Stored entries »
::::::
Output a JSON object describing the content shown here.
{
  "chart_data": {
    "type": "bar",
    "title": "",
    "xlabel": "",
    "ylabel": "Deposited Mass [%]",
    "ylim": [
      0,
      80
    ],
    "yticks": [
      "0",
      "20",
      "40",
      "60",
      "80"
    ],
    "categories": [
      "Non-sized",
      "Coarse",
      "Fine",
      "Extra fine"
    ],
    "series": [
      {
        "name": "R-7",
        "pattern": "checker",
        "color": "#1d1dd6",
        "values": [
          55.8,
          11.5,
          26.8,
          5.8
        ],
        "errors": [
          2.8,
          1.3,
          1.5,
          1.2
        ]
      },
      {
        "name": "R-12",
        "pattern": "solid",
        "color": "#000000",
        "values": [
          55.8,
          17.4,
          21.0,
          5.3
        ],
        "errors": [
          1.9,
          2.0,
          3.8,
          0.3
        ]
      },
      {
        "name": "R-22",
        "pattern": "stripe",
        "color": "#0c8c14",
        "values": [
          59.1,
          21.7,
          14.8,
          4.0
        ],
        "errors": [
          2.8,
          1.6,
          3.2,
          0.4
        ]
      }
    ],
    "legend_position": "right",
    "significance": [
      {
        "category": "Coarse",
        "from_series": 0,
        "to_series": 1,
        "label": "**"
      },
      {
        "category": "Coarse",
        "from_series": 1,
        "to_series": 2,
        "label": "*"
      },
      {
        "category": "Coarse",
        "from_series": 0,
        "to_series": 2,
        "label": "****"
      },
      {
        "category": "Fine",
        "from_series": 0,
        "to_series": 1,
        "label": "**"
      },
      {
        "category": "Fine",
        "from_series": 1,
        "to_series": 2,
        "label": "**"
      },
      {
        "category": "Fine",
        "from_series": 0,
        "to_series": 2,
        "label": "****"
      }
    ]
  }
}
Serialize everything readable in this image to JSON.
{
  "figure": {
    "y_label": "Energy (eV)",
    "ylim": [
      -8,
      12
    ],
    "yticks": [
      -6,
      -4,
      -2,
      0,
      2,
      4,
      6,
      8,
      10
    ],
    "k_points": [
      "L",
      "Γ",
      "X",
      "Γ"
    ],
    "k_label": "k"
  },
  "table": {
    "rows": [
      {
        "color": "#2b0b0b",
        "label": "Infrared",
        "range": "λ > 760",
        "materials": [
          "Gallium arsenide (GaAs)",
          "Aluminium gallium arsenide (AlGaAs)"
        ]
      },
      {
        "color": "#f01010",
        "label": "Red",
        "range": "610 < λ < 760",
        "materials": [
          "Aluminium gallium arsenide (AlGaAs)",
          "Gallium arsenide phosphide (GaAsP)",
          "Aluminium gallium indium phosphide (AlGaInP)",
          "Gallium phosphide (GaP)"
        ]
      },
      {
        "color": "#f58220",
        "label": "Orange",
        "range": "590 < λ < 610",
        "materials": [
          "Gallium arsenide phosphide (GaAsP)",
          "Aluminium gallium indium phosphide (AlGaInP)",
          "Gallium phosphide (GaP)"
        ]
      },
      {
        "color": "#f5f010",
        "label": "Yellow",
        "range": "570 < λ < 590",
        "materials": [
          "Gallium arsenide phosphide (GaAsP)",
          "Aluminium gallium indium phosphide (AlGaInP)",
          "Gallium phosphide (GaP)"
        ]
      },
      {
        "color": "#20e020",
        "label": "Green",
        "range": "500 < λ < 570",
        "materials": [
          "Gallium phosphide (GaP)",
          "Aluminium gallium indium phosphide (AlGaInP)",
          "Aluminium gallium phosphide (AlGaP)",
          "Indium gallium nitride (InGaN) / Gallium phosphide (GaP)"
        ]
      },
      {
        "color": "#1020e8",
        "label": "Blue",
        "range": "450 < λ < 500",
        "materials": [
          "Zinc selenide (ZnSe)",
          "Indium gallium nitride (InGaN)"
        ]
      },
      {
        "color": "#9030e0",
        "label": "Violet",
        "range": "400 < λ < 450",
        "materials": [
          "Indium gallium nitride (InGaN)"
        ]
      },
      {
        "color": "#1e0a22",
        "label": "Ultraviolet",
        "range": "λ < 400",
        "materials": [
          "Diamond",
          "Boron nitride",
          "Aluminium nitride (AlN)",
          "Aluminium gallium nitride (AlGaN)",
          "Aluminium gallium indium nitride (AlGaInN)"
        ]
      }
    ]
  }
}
::::::
Say how many lines contain "AlGaAs", and give nothing but that number.

TASK OUTPUT » 2